• **Given task**: Scan the records below for the word "ADAMS" and give only the number of lines that hold it.
===== Entries provided =====
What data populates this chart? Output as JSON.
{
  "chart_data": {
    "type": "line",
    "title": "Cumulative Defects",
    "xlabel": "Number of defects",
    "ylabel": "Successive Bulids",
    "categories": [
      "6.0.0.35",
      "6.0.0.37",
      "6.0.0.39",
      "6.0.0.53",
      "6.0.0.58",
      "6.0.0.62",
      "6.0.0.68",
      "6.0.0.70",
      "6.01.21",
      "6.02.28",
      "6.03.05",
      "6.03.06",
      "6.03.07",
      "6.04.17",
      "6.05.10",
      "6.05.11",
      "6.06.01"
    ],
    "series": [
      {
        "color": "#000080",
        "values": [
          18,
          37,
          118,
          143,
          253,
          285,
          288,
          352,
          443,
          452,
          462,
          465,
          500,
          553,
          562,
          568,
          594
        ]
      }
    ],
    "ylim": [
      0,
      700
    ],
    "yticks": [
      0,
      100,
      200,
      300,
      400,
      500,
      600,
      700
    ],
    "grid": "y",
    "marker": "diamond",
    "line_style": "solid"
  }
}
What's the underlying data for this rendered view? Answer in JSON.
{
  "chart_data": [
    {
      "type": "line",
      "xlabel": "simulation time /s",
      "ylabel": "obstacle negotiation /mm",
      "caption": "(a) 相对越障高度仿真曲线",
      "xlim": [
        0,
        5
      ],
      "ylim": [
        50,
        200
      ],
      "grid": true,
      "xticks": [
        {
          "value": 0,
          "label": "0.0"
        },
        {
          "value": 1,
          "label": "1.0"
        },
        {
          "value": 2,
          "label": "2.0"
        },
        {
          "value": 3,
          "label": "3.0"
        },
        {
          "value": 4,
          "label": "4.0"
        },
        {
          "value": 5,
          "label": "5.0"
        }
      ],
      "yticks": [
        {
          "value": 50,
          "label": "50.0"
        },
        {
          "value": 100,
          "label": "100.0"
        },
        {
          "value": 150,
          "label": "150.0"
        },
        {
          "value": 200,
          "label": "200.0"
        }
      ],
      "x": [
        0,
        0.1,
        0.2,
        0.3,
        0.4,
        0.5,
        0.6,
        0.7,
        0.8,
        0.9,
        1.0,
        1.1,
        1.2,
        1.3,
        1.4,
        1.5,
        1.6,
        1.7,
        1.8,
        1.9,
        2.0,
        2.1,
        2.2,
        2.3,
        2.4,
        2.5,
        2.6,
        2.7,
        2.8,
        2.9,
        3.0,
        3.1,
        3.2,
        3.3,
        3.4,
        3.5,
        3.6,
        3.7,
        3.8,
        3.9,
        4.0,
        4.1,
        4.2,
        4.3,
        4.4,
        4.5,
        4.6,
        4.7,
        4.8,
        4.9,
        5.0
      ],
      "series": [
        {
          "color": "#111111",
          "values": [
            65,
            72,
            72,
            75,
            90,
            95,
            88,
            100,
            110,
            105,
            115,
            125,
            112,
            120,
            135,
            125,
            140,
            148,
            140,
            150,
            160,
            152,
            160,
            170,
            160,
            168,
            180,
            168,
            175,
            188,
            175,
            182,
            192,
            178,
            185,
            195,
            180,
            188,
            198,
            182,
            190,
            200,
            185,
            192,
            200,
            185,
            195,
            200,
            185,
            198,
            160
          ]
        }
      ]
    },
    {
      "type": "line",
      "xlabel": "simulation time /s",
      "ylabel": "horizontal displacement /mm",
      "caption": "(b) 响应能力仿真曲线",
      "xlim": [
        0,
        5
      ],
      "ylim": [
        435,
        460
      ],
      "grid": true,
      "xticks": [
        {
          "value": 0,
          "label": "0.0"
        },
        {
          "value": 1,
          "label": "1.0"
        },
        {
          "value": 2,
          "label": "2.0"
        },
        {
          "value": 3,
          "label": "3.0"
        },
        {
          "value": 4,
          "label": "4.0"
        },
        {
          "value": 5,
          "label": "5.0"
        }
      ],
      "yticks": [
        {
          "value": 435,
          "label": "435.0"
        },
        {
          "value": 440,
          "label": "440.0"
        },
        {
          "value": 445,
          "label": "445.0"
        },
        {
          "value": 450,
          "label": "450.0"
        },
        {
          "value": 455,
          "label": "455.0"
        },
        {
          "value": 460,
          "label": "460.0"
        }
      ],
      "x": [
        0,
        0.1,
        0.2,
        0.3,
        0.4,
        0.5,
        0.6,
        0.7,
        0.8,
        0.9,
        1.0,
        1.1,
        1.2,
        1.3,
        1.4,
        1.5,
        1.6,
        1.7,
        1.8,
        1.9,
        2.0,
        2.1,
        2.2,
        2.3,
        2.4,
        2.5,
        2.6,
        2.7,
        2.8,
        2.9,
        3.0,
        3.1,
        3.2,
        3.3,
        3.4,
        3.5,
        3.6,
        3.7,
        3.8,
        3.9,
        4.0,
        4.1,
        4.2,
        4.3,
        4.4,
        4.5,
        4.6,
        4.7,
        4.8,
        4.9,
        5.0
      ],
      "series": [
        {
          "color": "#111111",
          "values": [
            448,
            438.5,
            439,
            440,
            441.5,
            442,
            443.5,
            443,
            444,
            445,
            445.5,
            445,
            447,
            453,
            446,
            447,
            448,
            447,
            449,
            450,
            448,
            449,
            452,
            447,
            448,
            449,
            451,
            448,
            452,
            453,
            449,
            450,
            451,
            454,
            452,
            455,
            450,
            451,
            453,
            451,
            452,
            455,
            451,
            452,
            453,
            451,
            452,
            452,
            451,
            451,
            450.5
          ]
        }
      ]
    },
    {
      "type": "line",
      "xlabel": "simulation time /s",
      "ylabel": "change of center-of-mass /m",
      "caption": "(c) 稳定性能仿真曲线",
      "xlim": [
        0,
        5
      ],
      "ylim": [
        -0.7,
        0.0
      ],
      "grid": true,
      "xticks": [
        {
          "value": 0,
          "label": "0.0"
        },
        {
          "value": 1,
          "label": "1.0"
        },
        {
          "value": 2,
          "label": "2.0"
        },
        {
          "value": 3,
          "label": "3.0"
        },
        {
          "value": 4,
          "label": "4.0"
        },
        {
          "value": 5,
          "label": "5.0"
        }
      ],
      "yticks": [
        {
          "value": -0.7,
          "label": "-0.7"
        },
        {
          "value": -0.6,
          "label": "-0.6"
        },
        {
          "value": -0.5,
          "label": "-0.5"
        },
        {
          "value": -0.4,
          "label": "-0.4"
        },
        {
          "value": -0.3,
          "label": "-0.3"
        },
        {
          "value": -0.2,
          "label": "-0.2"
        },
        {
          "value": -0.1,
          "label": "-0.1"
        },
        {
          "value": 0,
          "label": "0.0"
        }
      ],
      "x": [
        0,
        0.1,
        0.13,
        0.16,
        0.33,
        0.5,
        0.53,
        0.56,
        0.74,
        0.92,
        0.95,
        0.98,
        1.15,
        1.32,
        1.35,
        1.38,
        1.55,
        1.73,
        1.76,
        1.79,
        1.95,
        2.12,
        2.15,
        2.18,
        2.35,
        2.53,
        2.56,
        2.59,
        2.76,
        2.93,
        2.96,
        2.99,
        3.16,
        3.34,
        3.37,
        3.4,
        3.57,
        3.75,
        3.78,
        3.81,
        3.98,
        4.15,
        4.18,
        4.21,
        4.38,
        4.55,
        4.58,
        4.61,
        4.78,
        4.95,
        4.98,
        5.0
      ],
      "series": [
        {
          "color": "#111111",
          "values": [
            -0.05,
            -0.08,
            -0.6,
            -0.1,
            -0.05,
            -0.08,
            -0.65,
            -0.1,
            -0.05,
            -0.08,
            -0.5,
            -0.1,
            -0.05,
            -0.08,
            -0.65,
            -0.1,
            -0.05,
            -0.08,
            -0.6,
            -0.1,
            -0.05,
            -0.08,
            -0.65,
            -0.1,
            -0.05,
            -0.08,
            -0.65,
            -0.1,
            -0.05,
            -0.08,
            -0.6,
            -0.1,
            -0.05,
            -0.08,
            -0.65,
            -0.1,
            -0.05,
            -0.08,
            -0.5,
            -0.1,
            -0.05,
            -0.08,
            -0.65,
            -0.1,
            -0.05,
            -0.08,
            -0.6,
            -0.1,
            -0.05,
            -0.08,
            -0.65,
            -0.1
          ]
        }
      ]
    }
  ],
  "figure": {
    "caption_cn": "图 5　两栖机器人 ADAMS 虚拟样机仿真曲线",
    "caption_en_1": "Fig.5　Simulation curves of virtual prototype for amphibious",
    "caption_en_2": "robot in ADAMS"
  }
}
=====
• **Final result**: 2